### DIRECTIVE
Reproduce all of the data exactly.

### ROWS
[start]
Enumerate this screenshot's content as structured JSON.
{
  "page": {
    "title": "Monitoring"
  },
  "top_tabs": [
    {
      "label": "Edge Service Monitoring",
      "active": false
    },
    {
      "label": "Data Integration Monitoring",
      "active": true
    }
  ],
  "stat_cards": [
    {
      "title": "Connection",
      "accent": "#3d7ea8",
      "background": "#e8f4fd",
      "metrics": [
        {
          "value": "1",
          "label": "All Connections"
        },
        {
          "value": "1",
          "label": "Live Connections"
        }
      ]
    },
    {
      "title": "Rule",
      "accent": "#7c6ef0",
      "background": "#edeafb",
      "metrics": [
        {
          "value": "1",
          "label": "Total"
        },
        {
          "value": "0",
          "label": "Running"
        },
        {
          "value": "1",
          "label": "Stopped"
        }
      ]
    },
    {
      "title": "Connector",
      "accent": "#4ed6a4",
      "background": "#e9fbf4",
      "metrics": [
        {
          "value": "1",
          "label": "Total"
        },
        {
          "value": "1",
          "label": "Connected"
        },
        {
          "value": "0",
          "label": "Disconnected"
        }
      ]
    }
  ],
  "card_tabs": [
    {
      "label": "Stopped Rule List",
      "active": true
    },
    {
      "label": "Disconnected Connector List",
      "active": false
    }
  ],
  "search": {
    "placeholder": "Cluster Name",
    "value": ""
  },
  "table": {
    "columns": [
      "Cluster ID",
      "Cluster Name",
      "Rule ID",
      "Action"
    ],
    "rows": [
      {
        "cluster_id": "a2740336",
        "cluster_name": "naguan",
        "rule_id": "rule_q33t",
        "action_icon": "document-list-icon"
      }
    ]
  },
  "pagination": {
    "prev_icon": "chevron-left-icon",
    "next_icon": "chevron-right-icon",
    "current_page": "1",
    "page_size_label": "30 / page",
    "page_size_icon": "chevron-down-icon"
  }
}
[end]
### WRITTEN RESPONSE
Enumerate this screenshot's content as structured JSON.
{
  "page": {
    "title": "Monitoring"
  },
  "top_tabs": [
    {
      "label": "Edge Service Monitoring",
      "active": false
    },
    {
      "label": "Data Integration Monitoring",
      "active": true
    }
  ],
  "stat_cards": [
    {
      "title": "Connection",
      "accent": "#3d7ea8",
      "background": "#e8f4fd",
      "metrics": [
        {
          "value": "1",
          "label": "All Connections"
        },
        {
          "value": "1",
          "label": "Live Connections"
        }
      ]
    },
    {
      "title": "Rule",
      "accent": "#7c6ef0",
      "background": "#edeafb",
      "metrics": [
        {
          "value": "1",
          "label": "Total"
        },
        {
          "value": "0",
          "label": "Running"
        },
        {
          "value": "1",
          "label": "Stopped"
        }
      ]
    },
    {
      "title": "Connector",
      "accent": "#4ed6a4",
      "background": "#e9fbf4",
      "metrics": [
        {
          "value": "1",
          "label": "Total"
        },
        {
          "value": "1",
          "label": "Connected"
        },
        {
          "value": "0",
          "label": "Disconnected"
        }
      ]
    }
  ],
  "card_tabs": [
    {
      "label": "Stopped Rule List",
      "active": true
    },
    {
      "label": "Disconnected Connector List",
      "active": false
    }
  ],
  "search": {
    "placeholder": "Cluster Name",
    "value": ""
  },
  "table": {
    "columns": [
      "Cluster ID",
      "Cluster Name",
      "Rule ID",
      "Action"
    ],
    "rows": [
      {
        "cluster_id": "a2740336",
        "cluster_name": "naguan",
        "rule_id": "rule_q33t",
        "action_icon": "document-list-icon"
      }
    ]
  },
  "pagination": {
    "prev_icon": "chevron-left-icon",
    "next_icon": "chevron-right-icon",
    "current_page": "1",
    "page_size_label": "30 / page",
    "page_size_icon": "chevron-down-icon"
  }
}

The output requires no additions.